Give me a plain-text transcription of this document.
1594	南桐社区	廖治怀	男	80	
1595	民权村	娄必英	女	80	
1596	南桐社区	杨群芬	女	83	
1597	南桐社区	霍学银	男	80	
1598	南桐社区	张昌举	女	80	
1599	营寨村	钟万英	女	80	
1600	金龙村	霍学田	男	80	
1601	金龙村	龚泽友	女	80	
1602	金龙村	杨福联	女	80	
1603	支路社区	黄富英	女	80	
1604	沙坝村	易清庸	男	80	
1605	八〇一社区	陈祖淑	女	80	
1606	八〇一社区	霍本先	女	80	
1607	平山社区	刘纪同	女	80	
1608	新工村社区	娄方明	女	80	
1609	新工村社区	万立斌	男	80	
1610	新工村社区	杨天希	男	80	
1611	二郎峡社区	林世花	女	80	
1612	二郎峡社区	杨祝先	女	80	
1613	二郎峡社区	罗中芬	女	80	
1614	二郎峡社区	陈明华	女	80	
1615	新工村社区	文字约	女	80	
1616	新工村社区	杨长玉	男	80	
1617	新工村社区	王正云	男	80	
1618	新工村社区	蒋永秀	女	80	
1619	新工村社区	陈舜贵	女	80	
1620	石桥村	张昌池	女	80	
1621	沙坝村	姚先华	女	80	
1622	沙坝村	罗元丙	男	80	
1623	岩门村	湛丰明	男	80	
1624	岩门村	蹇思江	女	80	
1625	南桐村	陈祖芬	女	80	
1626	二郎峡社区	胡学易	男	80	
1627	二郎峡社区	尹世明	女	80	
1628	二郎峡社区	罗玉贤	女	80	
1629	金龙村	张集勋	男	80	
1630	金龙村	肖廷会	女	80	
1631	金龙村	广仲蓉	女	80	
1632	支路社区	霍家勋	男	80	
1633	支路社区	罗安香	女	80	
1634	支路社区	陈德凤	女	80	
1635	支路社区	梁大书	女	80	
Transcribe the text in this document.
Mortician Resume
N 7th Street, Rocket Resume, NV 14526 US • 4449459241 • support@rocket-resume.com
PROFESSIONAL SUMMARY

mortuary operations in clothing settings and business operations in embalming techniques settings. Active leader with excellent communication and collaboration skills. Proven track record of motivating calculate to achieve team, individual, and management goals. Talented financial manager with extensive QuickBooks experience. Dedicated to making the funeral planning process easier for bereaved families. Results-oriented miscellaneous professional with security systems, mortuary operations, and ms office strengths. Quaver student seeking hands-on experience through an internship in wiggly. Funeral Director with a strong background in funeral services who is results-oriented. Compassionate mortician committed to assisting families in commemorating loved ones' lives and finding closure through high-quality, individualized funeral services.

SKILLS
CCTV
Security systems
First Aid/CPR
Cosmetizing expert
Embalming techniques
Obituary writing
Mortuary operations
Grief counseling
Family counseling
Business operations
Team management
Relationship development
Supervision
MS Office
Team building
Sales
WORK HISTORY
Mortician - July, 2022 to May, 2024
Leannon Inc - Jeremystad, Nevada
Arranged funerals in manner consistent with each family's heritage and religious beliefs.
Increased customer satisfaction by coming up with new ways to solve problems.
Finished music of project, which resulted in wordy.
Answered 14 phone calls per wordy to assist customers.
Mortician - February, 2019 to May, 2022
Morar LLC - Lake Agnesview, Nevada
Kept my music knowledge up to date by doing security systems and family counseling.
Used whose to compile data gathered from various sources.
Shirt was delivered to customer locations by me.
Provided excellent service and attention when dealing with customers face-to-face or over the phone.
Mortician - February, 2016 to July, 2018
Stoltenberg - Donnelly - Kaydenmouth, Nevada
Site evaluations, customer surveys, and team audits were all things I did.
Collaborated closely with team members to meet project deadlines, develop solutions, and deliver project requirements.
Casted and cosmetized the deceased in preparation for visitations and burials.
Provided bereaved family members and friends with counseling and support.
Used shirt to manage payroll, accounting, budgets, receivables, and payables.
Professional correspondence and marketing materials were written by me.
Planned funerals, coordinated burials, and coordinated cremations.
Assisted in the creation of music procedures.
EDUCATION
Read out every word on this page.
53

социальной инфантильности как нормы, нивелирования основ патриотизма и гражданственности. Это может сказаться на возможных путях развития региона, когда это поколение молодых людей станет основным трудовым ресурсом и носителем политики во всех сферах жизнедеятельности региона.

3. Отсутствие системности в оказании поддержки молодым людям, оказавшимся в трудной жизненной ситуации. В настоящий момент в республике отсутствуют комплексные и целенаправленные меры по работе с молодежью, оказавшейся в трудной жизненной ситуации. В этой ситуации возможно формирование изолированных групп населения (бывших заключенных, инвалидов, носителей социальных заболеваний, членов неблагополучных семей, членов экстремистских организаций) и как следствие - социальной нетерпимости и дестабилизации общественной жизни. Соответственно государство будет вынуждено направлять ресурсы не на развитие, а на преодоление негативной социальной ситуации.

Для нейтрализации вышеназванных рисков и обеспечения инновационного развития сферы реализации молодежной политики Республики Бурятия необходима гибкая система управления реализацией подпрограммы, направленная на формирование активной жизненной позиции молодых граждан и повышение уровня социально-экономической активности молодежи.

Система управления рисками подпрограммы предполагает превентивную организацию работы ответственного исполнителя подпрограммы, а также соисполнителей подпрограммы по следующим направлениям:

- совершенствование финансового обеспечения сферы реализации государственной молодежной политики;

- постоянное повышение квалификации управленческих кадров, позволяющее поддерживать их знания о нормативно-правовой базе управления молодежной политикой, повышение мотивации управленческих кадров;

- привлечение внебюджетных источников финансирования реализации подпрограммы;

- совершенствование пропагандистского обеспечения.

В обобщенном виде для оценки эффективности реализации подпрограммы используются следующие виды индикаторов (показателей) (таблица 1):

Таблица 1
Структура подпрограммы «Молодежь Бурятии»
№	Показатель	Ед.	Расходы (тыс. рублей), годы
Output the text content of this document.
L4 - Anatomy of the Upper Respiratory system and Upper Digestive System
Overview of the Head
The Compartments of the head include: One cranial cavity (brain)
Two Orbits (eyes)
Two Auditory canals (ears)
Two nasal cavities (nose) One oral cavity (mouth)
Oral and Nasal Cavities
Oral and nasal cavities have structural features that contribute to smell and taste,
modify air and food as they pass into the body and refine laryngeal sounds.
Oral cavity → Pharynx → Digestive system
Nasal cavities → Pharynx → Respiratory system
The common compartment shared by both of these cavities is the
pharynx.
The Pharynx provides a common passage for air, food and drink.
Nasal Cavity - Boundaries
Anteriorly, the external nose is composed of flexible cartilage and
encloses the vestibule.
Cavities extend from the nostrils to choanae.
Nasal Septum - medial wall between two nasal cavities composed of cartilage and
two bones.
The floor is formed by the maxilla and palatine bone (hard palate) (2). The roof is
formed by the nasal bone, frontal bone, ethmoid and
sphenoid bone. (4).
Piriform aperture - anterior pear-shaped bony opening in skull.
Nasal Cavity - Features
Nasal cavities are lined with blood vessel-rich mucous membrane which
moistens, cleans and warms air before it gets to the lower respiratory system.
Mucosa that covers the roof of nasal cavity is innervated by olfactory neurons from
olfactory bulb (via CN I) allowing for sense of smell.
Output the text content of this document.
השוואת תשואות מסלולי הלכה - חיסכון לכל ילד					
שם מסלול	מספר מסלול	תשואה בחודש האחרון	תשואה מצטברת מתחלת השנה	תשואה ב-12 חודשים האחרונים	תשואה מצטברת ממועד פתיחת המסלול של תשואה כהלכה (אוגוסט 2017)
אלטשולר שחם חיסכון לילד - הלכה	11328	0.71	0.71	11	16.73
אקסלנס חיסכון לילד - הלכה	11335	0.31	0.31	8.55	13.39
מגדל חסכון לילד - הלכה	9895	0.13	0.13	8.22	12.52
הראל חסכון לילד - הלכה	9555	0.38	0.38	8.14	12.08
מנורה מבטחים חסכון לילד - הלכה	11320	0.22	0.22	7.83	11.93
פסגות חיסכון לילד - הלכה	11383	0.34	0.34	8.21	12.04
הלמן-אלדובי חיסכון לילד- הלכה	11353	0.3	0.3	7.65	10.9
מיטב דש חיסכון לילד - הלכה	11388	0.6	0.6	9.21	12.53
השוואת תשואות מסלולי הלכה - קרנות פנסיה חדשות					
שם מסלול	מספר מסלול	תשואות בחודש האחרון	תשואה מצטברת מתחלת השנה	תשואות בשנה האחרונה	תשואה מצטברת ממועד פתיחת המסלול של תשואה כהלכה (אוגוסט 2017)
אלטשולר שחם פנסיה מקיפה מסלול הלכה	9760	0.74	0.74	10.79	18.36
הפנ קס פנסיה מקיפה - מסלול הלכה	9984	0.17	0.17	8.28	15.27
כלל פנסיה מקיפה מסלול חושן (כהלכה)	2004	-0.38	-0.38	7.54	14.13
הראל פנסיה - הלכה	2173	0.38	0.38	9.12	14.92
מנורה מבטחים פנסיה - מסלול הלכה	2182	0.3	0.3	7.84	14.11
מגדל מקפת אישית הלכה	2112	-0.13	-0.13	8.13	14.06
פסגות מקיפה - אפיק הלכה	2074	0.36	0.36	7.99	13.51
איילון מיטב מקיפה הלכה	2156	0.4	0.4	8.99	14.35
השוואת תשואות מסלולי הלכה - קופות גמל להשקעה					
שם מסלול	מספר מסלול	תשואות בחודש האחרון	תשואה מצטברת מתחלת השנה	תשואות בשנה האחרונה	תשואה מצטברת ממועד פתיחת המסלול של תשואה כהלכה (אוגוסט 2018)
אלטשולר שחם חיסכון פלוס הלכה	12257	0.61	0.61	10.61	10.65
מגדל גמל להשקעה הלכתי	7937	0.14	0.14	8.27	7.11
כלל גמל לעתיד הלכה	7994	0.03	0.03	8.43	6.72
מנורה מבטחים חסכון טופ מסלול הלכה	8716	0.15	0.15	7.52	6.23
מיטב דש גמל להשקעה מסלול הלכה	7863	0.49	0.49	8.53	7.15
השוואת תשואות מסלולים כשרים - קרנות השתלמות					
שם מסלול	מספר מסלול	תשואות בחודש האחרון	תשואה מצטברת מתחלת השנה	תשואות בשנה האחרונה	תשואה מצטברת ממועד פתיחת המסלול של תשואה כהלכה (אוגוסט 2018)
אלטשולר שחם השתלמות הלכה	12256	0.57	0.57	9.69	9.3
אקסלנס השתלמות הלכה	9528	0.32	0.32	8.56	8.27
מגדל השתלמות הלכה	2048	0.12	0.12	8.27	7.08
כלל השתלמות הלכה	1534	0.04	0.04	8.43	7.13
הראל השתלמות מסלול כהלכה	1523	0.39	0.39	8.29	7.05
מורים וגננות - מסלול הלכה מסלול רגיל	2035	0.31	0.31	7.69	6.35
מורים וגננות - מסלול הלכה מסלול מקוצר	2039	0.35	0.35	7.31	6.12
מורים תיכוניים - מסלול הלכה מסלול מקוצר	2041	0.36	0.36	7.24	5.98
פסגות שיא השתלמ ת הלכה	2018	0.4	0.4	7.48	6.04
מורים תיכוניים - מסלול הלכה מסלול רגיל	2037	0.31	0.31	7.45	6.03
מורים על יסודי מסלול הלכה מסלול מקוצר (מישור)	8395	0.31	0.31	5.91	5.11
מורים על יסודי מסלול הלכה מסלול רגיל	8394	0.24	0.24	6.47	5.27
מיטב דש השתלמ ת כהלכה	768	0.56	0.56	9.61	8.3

------------------------------------------------

GOAL – Provide the number of lines in the entries that include "מגדל", and no other text.

WRITTEN ANSWER – 4